> DATA SUPPLIED:

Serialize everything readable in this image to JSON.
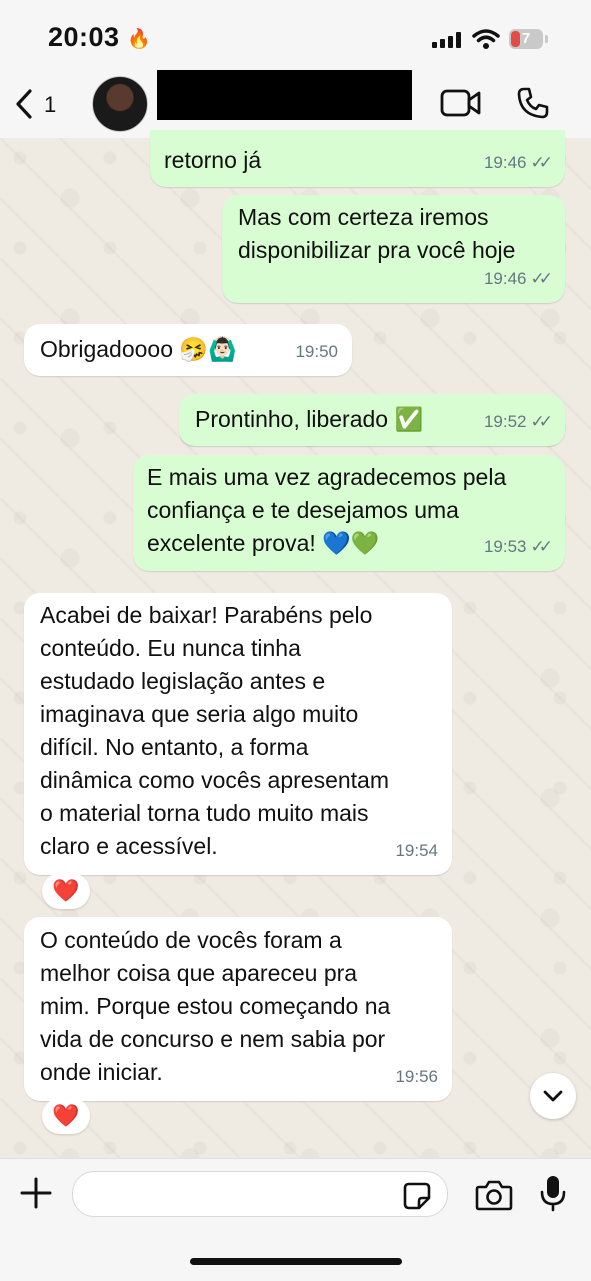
{
  "status_bar": {
    "time": "20:03",
    "battery": "7"
  },
  "header": {
    "back_count": "1"
  },
  "messages": [
    {
      "text": "retorno já",
      "time": "19:46"
    },
    {
      "text": "Mas com certeza iremos\ndisponibilizar pra você hoje",
      "time": "19:46"
    },
    {
      "text": "Obrigadoooo 🤧🙆🏻‍♂️",
      "time": "19:50"
    },
    {
      "text": "Prontinho, liberado ✅",
      "time": "19:52"
    },
    {
      "text": "E mais uma vez agradecemos pela\nconfiança e te desejamos uma\nexcelente prova! 💙💚",
      "time": "19:53"
    },
    {
      "text": "Acabei de baixar! Parabéns pelo\nconteúdo. Eu nunca tinha\nestudado legislação antes e\nimaginava que seria algo muito\ndifícil. No entanto, a forma\ndinâmica como vocês apresentam\no material torna tudo muito mais\nclaro e acessível.",
      "time": "19:54",
      "reaction": "❤️"
    },
    {
      "text": "O conteúdo de vocês foram a\nmelhor coisa que apareceu pra\nmim. Porque estou começando na\nvida de concurso e nem sabia por\nonde iniciar.",
      "time": "19:56",
      "reaction": "❤️"
    }
  ],
  "ticks": "✓✓",
  "icons": [
    "back-chevron-icon",
    "video-call-icon",
    "phone-icon",
    "plus-icon",
    "sticker-icon",
    "camera-icon",
    "microphone-icon",
    "chevron-down-icon"
  ],
  "colors": {
    "outgoing_bubble": "#d9fdd3",
    "incoming_bubble": "#ffffff",
    "chat_background": "#efeae2",
    "reaction_heart": "#e5251a"
  }
}
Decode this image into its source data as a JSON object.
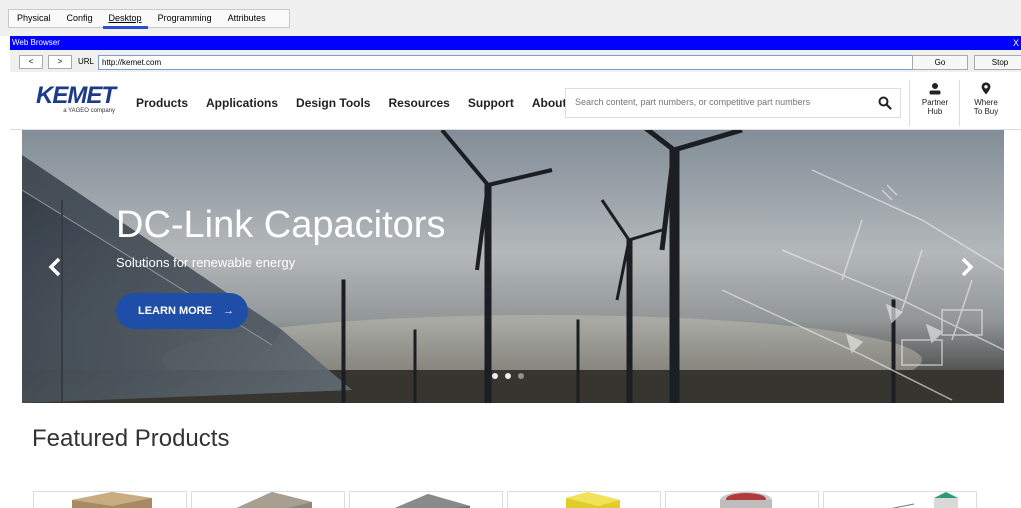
{
  "tabs": [
    "Physical",
    "Config",
    "Desktop",
    "Programming",
    "Attributes"
  ],
  "active_tab": "Desktop",
  "browser": {
    "title": "Web Browser",
    "close": "X",
    "back": "<",
    "forward": ">",
    "url_label": "URL",
    "url": "http://kemet.com",
    "go": "Go",
    "stop": "Stop"
  },
  "site": {
    "logo": "KEMET",
    "logo_sub": "a YAGEO company",
    "nav": [
      "Products",
      "Applications",
      "Design Tools",
      "Resources",
      "Support",
      "About"
    ],
    "search_placeholder": "Search content, part numbers, or competitive part numbers",
    "partner_hub": [
      "Partner",
      "Hub"
    ],
    "where_to_buy": [
      "Where",
      "To Buy"
    ]
  },
  "hero": {
    "title": "DC-Link Capacitors",
    "subtitle": "Solutions for renewable energy",
    "cta": "LEARN MORE",
    "cta_arrow": "→",
    "prev": "‹",
    "next": "›",
    "slides": 3,
    "active_slide": 1
  },
  "featured": {
    "title": "Featured Products"
  },
  "colors": {
    "brand": "#1c3a8a",
    "cta": "#1f4ea8",
    "titlebar": "#0000ff"
  }
}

> WHAT IS REQUIRED:
Output the records above exactly as they are, leaving out the pictures.

> SOLUTION TO THE EXERCISE:
Serialize everything readable in this image to JSON.
{
  "status_bar": {
    "time": "20:03",
    "battery": "7"
  },
  "header": {
    "back_count": "1"
  },
  "messages": [
    {
      "text": "retorno já",
      "time": "19:46"
    },
    {
      "text": "Mas com certeza iremos\ndisponibilizar pra você hoje",
      "time": "19:46"
    },
    {
      "text": "Obrigadoooo 🤧🙆🏻‍♂️",
      "time": "19:50"
    },
    {
      "text": "Prontinho, liberado ✅",
      "time": "19:52"
    },
    {
      "text": "E mais uma vez agradecemos pela\nconfiança e te desejamos uma\nexcelente prova! 💙💚",
      "time": "19:53"
    },
    {
      "text": "Acabei de baixar! Parabéns pelo\nconteúdo. Eu nunca tinha\nestudado legislação antes e\nimaginava que seria algo muito\ndifícil. No entanto, a forma\ndinâmica como vocês apresentam\no material torna tudo muito mais\nclaro e acessível.",
      "time": "19:54",
      "reaction": "❤️"
    },
    {
      "text": "O conteúdo de vocês foram a\nmelhor coisa que apareceu pra\nmim. Porque estou começando na\nvida de concurso e nem sabia por\nonde iniciar.",
      "time": "19:56",
      "reaction": "❤️"
    }
  ],
  "ticks": "✓✓",
  "icons": [
    "back-chevron-icon",
    "video-call-icon",
    "phone-icon",
    "plus-icon",
    "sticker-icon",
    "camera-icon",
    "microphone-icon",
    "chevron-down-icon"
  ],
  "colors": {
    "outgoing_bubble": "#d9fdd3",
    "incoming_bubble": "#ffffff",
    "chat_background": "#efeae2",
    "reaction_heart": "#e5251a"
  }
}
Decode this image into its source data as a JSON object.
{
  "tabs": [
    "Physical",
    "Config",
    "Desktop",
    "Programming",
    "Attributes"
  ],
  "active_tab": "Desktop",
  "browser": {
    "title": "Web Browser",
    "close": "X",
    "back": "<",
    "forward": ">",
    "url_label": "URL",
    "url": "http://kemet.com",
    "go": "Go",
    "stop": "Stop"
  },
  "site": {
    "logo": "KEMET",
    "logo_sub": "a YAGEO company",
    "nav": [
      "Products",
      "Applications",
      "Design Tools",
      "Resources",
      "Support",
      "About"
    ],
    "search_placeholder": "Search content, part numbers, or competitive part numbers",
    "partner_hub": [
      "Partner",
      "Hub"
    ],
    "where_to_buy": [
      "Where",
      "To Buy"
    ]
  },
  "hero": {
    "title": "DC-Link Capacitors",
    "subtitle": "Solutions for renewable energy",
    "cta": "LEARN MORE",
    "cta_arrow": "→",
    "prev": "‹",
    "next": "›",
    "slides": 3,
    "active_slide": 1
  },
  "featured": {
    "title": "Featured Products"
  },
  "colors": {
    "brand": "#1c3a8a",
    "cta": "#1f4ea8",
    "titlebar": "#0000ff"
  }
}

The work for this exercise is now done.